» **Task goal**: Write out the entries verbatim and leave the images out of the copy.

┌────────

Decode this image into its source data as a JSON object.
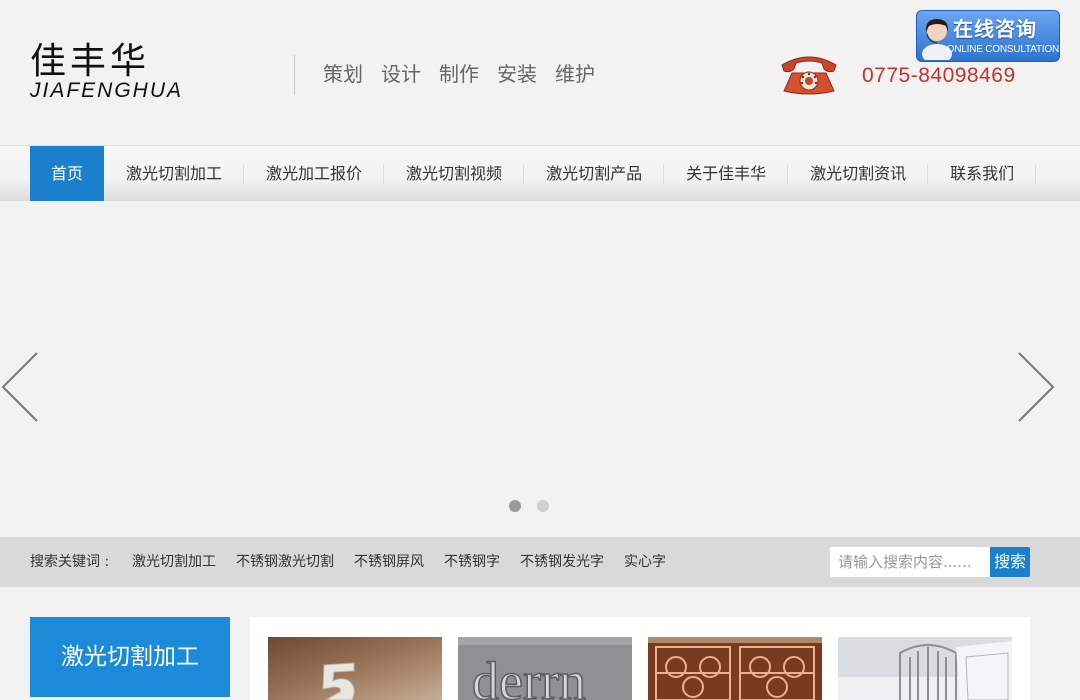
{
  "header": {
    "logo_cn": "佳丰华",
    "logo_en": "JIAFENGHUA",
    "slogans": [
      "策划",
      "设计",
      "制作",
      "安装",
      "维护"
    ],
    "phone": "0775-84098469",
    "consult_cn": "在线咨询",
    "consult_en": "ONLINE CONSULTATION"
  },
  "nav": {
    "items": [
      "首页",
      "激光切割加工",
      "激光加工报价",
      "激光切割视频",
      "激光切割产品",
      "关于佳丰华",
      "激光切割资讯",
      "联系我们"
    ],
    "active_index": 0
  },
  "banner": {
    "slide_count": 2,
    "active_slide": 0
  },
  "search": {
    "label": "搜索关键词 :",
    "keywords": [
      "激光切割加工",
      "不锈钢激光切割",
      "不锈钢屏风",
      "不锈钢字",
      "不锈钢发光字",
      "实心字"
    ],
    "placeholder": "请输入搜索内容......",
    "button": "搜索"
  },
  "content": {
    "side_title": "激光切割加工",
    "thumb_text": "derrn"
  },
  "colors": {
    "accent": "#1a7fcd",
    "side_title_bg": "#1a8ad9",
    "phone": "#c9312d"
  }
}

└────────

» **The reply**:
Decode this image into its source data as a JSON object.
{
  "header": {
    "logo_cn": "佳丰华",
    "logo_en": "JIAFENGHUA",
    "slogans": [
      "策划",
      "设计",
      "制作",
      "安装",
      "维护"
    ],
    "phone": "0775-84098469",
    "consult_cn": "在线咨询",
    "consult_en": "ONLINE CONSULTATION"
  },
  "nav": {
    "items": [
      "首页",
      "激光切割加工",
      "激光加工报价",
      "激光切割视频",
      "激光切割产品",
      "关于佳丰华",
      "激光切割资讯",
      "联系我们"
    ],
    "active_index": 0
  },
  "banner": {
    "slide_count": 2,
    "active_slide": 0
  },
  "search": {
    "label": "搜索关键词 :",
    "keywords": [
      "激光切割加工",
      "不锈钢激光切割",
      "不锈钢屏风",
      "不锈钢字",
      "不锈钢发光字",
      "实心字"
    ],
    "placeholder": "请输入搜索内容......",
    "button": "搜索"
  },
  "content": {
    "side_title": "激光切割加工",
    "thumb_text": "derrn"
  },
  "colors": {
    "accent": "#1a7fcd",
    "side_title_bg": "#1a8ad9",
    "phone": "#c9312d"
  }
}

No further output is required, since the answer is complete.